## REQUIREMENTS
Extract every line below, verbatim.
--- BEGIN RECORDED INFORMATION ---
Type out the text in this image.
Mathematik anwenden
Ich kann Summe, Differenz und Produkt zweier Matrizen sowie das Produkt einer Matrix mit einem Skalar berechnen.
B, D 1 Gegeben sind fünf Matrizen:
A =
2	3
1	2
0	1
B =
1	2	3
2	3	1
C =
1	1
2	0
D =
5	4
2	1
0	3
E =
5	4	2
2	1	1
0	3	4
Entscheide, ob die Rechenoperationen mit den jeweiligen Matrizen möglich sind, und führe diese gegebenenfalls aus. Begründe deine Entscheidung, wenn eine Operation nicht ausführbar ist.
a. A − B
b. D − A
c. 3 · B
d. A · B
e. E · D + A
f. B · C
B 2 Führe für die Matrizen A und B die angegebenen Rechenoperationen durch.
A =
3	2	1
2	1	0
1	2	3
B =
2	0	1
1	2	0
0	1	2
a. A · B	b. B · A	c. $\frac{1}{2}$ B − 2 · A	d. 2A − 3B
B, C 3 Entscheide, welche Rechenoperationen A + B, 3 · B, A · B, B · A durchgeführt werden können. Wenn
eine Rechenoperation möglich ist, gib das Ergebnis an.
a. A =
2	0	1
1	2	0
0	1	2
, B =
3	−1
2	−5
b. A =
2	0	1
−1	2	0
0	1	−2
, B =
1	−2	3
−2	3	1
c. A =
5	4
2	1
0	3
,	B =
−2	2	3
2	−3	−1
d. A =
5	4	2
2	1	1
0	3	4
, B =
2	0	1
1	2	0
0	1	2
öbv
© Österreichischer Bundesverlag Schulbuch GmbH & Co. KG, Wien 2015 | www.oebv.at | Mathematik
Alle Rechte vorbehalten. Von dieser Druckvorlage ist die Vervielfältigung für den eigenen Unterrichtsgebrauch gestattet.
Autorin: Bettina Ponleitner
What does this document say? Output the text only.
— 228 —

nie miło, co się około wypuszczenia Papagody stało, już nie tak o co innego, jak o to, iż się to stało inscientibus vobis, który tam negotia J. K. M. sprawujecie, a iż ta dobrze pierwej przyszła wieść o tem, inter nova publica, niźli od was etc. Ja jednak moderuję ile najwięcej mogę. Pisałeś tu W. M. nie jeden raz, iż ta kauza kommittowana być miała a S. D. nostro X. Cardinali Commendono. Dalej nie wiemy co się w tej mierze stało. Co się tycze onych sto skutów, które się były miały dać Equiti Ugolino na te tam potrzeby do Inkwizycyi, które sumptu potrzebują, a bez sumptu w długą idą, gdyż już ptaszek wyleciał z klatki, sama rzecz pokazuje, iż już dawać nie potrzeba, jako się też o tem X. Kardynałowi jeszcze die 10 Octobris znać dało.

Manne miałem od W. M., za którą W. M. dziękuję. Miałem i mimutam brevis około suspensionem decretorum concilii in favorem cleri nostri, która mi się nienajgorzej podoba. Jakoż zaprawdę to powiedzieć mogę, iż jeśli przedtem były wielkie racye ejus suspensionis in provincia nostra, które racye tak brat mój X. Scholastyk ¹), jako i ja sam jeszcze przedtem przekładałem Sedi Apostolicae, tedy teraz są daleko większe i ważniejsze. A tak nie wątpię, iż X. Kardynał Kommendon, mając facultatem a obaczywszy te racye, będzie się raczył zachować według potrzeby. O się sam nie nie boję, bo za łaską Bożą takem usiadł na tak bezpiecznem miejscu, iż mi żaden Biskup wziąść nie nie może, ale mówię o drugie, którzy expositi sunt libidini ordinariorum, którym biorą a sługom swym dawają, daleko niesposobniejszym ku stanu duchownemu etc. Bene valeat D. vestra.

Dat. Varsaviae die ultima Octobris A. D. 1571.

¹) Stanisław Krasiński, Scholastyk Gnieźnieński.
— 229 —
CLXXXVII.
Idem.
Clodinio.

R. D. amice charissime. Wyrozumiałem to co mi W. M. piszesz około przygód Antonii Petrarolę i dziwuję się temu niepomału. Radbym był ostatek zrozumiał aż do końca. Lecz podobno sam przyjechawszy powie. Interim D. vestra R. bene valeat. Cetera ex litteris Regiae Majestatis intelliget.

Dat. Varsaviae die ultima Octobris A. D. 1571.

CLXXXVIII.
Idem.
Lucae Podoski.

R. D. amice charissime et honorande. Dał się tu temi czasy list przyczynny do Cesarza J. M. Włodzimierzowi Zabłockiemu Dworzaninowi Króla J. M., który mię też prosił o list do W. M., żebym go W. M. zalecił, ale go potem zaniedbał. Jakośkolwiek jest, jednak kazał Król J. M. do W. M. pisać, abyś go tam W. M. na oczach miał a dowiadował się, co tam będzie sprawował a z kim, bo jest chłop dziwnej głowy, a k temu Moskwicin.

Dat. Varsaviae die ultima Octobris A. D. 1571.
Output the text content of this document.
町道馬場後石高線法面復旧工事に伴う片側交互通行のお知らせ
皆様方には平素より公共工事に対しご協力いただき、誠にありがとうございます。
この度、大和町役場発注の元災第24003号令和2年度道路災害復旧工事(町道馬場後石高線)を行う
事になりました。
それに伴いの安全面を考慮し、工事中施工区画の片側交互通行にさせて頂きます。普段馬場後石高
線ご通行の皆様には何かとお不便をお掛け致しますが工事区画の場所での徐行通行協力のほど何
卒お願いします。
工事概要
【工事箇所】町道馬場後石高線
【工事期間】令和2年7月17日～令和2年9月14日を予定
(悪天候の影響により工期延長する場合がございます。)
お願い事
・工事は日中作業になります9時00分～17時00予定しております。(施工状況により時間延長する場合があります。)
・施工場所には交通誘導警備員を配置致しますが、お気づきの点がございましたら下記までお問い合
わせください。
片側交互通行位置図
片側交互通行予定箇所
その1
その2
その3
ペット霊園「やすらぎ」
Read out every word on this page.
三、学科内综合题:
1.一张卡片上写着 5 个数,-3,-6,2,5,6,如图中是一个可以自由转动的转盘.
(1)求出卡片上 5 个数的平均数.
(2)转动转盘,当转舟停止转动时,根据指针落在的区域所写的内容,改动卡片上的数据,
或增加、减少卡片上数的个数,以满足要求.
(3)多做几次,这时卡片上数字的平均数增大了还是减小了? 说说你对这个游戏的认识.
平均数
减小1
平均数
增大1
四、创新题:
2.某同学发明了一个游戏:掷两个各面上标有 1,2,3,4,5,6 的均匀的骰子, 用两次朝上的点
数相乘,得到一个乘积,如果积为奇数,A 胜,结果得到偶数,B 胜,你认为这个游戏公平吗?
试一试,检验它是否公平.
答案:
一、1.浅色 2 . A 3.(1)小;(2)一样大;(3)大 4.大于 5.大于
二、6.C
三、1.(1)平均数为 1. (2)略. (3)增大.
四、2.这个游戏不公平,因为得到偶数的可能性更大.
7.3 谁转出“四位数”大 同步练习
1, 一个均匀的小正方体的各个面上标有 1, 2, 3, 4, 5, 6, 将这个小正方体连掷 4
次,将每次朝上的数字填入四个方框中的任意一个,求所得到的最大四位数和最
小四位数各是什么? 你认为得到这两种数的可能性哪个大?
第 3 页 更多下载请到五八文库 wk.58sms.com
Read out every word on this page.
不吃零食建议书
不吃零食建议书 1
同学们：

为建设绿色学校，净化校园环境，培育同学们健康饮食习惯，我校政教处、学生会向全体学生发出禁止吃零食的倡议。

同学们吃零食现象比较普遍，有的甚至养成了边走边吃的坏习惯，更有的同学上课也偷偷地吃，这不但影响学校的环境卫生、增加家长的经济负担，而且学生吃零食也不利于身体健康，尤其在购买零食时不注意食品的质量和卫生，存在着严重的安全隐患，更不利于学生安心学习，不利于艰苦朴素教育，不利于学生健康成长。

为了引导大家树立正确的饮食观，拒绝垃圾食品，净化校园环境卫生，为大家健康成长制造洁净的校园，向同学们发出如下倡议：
--- END RECORDED INFORMATION ---
## ANSWER TO THE PROBLEM
Type out the text in this image.
Mathematik anwenden
Ich kann Summe, Differenz und Produkt zweier Matrizen sowie das Produkt einer Matrix mit einem Skalar berechnen.
B, D 1 Gegeben sind fünf Matrizen:
A =
2	3
1	2
0	1
B =
1	2	3
2	3	1
C =
1	1
2	0
D =
5	4
2	1
0	3
E =
5	4	2
2	1	1
0	3	4
Entscheide, ob die Rechenoperationen mit den jeweiligen Matrizen möglich sind, und führe diese gegebenenfalls aus. Begründe deine Entscheidung, wenn eine Operation nicht ausführbar ist.
a. A − B
b. D − A
c. 3 · B
d. A · B
e. E · D + A
f. B · C
B 2 Führe für die Matrizen A und B die angegebenen Rechenoperationen durch.
A =
3	2	1
2	1	0
1	2	3
B =
2	0	1
1	2	0
0	1	2
a. A · B	b. B · A	c. $\frac{1}{2}$ B − 2 · A	d. 2A − 3B
B, C 3 Entscheide, welche Rechenoperationen A + B, 3 · B, A · B, B · A durchgeführt werden können. Wenn
eine Rechenoperation möglich ist, gib das Ergebnis an.
a. A =
2	0	1
1	2	0
0	1	2
, B =
3	−1
2	−5
b. A =
2	0	1
−1	2	0
0	1	−2
, B =
1	−2	3
−2	3	1
c. A =
5	4
2	1
0	3
,	B =
−2	2	3
2	−3	−1
d. A =
5	4	2
2	1	1
0	3	4
, B =
2	0	1
1	2	0
0	1	2
öbv
© Österreichischer Bundesverlag Schulbuch GmbH & Co. KG, Wien 2015 | www.oebv.at | Mathematik
Alle Rechte vorbehalten. Von dieser Druckvorlage ist die Vervielfältigung für den eigenen Unterrichtsgebrauch gestattet.
Autorin: Bettina Ponleitner
What does this document say? Output the text only.
— 228 —

nie miło, co się około wypuszczenia Papagody stało, już nie tak o co innego, jak o to, iż się to stało inscientibus vobis, który tam negotia J. K. M. sprawujecie, a iż ta dobrze pierwej przyszła wieść o tem, inter nova publica, niźli od was etc. Ja jednak moderuję ile najwięcej mogę. Pisałeś tu W. M. nie jeden raz, iż ta kauza kommittowana być miała a S. D. nostro X. Cardinali Commendono. Dalej nie wiemy co się w tej mierze stało. Co się tycze onych sto skutów, które się były miały dać Equiti Ugolino na te tam potrzeby do Inkwizycyi, które sumptu potrzebują, a bez sumptu w długą idą, gdyż już ptaszek wyleciał z klatki, sama rzecz pokazuje, iż już dawać nie potrzeba, jako się też o tem X. Kardynałowi jeszcze die 10 Octobris znać dało.

Manne miałem od W. M., za którą W. M. dziękuję. Miałem i mimutam brevis około suspensionem decretorum concilii in favorem cleri nostri, która mi się nienajgorzej podoba. Jakoż zaprawdę to powiedzieć mogę, iż jeśli przedtem były wielkie racye ejus suspensionis in provincia nostra, które racye tak brat mój X. Scholastyk ¹), jako i ja sam jeszcze przedtem przekładałem Sedi Apostolicae, tedy teraz są daleko większe i ważniejsze. A tak nie wątpię, iż X. Kardynał Kommendon, mając facultatem a obaczywszy te racye, będzie się raczył zachować według potrzeby. O się sam nie nie boję, bo za łaską Bożą takem usiadł na tak bezpiecznem miejscu, iż mi żaden Biskup wziąść nie nie może, ale mówię o drugie, którzy expositi sunt libidini ordinariorum, którym biorą a sługom swym dawają, daleko niesposobniejszym ku stanu duchownemu etc. Bene valeat D. vestra.

Dat. Varsaviae die ultima Octobris A. D. 1571.

¹) Stanisław Krasiński, Scholastyk Gnieźnieński.
— 229 —
CLXXXVII.
Idem.
Clodinio.

R. D. amice charissime. Wyrozumiałem to co mi W. M. piszesz około przygód Antonii Petrarolę i dziwuję się temu niepomału. Radbym był ostatek zrozumiał aż do końca. Lecz podobno sam przyjechawszy powie. Interim D. vestra R. bene valeat. Cetera ex litteris Regiae Majestatis intelliget.

Dat. Varsaviae die ultima Octobris A. D. 1571.

CLXXXVIII.
Idem.
Lucae Podoski.

R. D. amice charissime et honorande. Dał się tu temi czasy list przyczynny do Cesarza J. M. Włodzimierzowi Zabłockiemu Dworzaninowi Króla J. M., który mię też prosił o list do W. M., żebym go W. M. zalecił, ale go potem zaniedbał. Jakośkolwiek jest, jednak kazał Król J. M. do W. M. pisać, abyś go tam W. M. na oczach miał a dowiadował się, co tam będzie sprawował a z kim, bo jest chłop dziwnej głowy, a k temu Moskwicin.

Dat. Varsaviae die ultima Octobris A. D. 1571.
Output the text content of this document.
町道馬場後石高線法面復旧工事に伴う片側交互通行のお知らせ
皆様方には平素より公共工事に対しご協力いただき、誠にありがとうございます。
この度、大和町役場発注の元災第24003号令和2年度道路災害復旧工事(町道馬場後石高線)を行う
事になりました。
それに伴いの安全面を考慮し、工事中施工区画の片側交互通行にさせて頂きます。普段馬場後石高
線ご通行の皆様には何かとお不便をお掛け致しますが工事区画の場所での徐行通行協力のほど何
卒お願いします。
工事概要
【工事箇所】町道馬場後石高線
【工事期間】令和2年7月17日～令和2年9月14日を予定
(悪天候の影響により工期延長する場合がございます。)
お願い事
・工事は日中作業になります9時00分～17時00予定しております。(施工状況により時間延長する場合があります。)
・施工場所には交通誘導警備員を配置致しますが、お気づきの点がございましたら下記までお問い合
わせください。
片側交互通行位置図
片側交互通行予定箇所
その1
その2
その3
ペット霊園「やすらぎ」
Read out every word on this page.
三、学科内综合题:
1.一张卡片上写着 5 个数,-3,-6,2,5,6,如图中是一个可以自由转动的转盘.
(1)求出卡片上 5 个数的平均数.
(2)转动转盘,当转舟停止转动时,根据指针落在的区域所写的内容,改动卡片上的数据,
或增加、减少卡片上数的个数,以满足要求.
(3)多做几次,这时卡片上数字的平均数增大了还是减小了? 说说你对这个游戏的认识.
平均数
减小1
平均数
增大1
四、创新题:
2.某同学发明了一个游戏:掷两个各面上标有 1,2,3,4,5,6 的均匀的骰子, 用两次朝上的点
数相乘,得到一个乘积,如果积为奇数,A 胜,结果得到偶数,B 胜,你认为这个游戏公平吗?
试一试,检验它是否公平.
答案:
一、1.浅色 2 . A 3.(1)小;(2)一样大;(3)大 4.大于 5.大于
二、6.C
三、1.(1)平均数为 1. (2)略. (3)增大.
四、2.这个游戏不公平,因为得到偶数的可能性更大.
7.3 谁转出“四位数”大 同步练习
1, 一个均匀的小正方体的各个面上标有 1, 2, 3, 4, 5, 6, 将这个小正方体连掷 4
次,将每次朝上的数字填入四个方框中的任意一个,求所得到的最大四位数和最
小四位数各是什么? 你认为得到这两种数的可能性哪个大?
第 3 页 更多下载请到五八文库 wk.58sms.com
Read out every word on this page.
不吃零食建议书
不吃零食建议书 1
同学们：

为建设绿色学校，净化校园环境，培育同学们健康饮食习惯，我校政教处、学生会向全体学生发出禁止吃零食的倡议。

同学们吃零食现象比较普遍，有的甚至养成了边走边吃的坏习惯，更有的同学上课也偷偷地吃，这不但影响学校的环境卫生、增加家长的经济负担，而且学生吃零食也不利于身体健康，尤其在购买零食时不注意食品的质量和卫生，存在着严重的安全隐患，更不利于学生安心学习，不利于艰苦朴素教育，不利于学生健康成长。

为了引导大家树立正确的饮食观，拒绝垃圾食品，净化校园环境卫生，为大家健康成长制造洁净的校园，向同学们发出如下倡议：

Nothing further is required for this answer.